▶ _Required task_: Your task is to output the data exactly as it stands.

▶ _Dataset_:
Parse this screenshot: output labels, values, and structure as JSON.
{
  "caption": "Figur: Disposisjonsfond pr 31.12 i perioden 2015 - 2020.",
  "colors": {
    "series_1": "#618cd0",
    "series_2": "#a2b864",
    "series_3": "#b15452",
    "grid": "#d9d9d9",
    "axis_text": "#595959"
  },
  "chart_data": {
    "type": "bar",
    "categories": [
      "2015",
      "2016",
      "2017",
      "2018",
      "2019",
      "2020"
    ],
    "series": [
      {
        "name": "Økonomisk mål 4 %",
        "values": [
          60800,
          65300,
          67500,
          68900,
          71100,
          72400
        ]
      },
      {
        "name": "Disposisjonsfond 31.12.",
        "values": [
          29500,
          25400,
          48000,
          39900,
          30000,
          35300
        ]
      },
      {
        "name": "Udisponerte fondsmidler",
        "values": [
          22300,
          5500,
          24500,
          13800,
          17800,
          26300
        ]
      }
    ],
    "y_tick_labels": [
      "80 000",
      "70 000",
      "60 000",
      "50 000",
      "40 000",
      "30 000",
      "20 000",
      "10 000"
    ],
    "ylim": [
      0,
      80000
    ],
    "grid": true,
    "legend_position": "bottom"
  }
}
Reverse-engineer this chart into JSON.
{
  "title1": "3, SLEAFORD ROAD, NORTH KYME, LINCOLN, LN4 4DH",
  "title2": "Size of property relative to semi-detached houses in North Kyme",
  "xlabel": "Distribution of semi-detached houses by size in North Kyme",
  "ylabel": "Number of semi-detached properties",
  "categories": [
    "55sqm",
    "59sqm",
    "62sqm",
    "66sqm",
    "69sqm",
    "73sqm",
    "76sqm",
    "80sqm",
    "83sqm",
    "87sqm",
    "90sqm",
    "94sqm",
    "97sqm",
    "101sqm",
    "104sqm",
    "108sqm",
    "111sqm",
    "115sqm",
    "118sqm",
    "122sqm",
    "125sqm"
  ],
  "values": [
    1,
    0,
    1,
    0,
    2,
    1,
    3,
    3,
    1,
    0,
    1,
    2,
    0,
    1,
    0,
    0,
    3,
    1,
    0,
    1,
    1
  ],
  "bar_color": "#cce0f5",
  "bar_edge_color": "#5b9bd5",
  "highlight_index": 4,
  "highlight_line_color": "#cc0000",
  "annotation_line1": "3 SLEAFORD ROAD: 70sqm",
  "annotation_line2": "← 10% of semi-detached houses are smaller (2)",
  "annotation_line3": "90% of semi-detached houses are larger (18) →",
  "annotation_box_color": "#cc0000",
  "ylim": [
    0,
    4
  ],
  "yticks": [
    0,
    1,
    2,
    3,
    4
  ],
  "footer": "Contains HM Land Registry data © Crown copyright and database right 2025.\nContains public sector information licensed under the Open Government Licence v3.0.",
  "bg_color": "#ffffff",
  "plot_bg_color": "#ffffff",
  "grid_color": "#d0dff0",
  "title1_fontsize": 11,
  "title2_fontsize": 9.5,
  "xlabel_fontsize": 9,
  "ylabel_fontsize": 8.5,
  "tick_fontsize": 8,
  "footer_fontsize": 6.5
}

▶ _Full answer_:
Parse this screenshot: output labels, values, and structure as JSON.
{
  "caption": "Figur: Disposisjonsfond pr 31.12 i perioden 2015 - 2020.",
  "colors": {
    "series_1": "#618cd0",
    "series_2": "#a2b864",
    "series_3": "#b15452",
    "grid": "#d9d9d9",
    "axis_text": "#595959"
  },
  "chart_data": {
    "type": "bar",
    "categories": [
      "2015",
      "2016",
      "2017",
      "2018",
      "2019",
      "2020"
    ],
    "series": [
      {
        "name": "Økonomisk mål 4 %",
        "values": [
          60800,
          65300,
          67500,
          68900,
          71100,
          72400
        ]
      },
      {
        "name": "Disposisjonsfond 31.12.",
        "values": [
          29500,
          25400,
          48000,
          39900,
          30000,
          35300
        ]
      },
      {
        "name": "Udisponerte fondsmidler",
        "values": [
          22300,
          5500,
          24500,
          13800,
          17800,
          26300
        ]
      }
    ],
    "y_tick_labels": [
      "80 000",
      "70 000",
      "60 000",
      "50 000",
      "40 000",
      "30 000",
      "20 000",
      "10 000"
    ],
    "ylim": [
      0,
      80000
    ],
    "grid": true,
    "legend_position": "bottom"
  }
}
Reverse-engineer this chart into JSON.
{
  "title1": "3, SLEAFORD ROAD, NORTH KYME, LINCOLN, LN4 4DH",
  "title2": "Size of property relative to semi-detached houses in North Kyme",
  "xlabel": "Distribution of semi-detached houses by size in North Kyme",
  "ylabel": "Number of semi-detached properties",
  "categories": [
    "55sqm",
    "59sqm",
    "62sqm",
    "66sqm",
    "69sqm",
    "73sqm",
    "76sqm",
    "80sqm",
    "83sqm",
    "87sqm",
    "90sqm",
    "94sqm",
    "97sqm",
    "101sqm",
    "104sqm",
    "108sqm",
    "111sqm",
    "115sqm",
    "118sqm",
    "122sqm",
    "125sqm"
  ],
  "values": [
    1,
    0,
    1,
    0,
    2,
    1,
    3,
    3,
    1,
    0,
    1,
    2,
    0,
    1,
    0,
    0,
    3,
    1,
    0,
    1,
    1
  ],
  "bar_color": "#cce0f5",
  "bar_edge_color": "#5b9bd5",
  "highlight_index": 4,
  "highlight_line_color": "#cc0000",
  "annotation_line1": "3 SLEAFORD ROAD: 70sqm",
  "annotation_line2": "← 10% of semi-detached houses are smaller (2)",
  "annotation_line3": "90% of semi-detached houses are larger (18) →",
  "annotation_box_color": "#cc0000",
  "ylim": [
    0,
    4
  ],
  "yticks": [
    0,
    1,
    2,
    3,
    4
  ],
  "footer": "Contains HM Land Registry data © Crown copyright and database right 2025.\nContains public sector information licensed under the Open Government Licence v3.0.",
  "bg_color": "#ffffff",
  "plot_bg_color": "#ffffff",
  "grid_color": "#d0dff0",
  "title1_fontsize": 11,
  "title2_fontsize": 9.5,
  "xlabel_fontsize": 9,
  "ylabel_fontsize": 8.5,
  "tick_fontsize": 8,
  "footer_fontsize": 6.5
}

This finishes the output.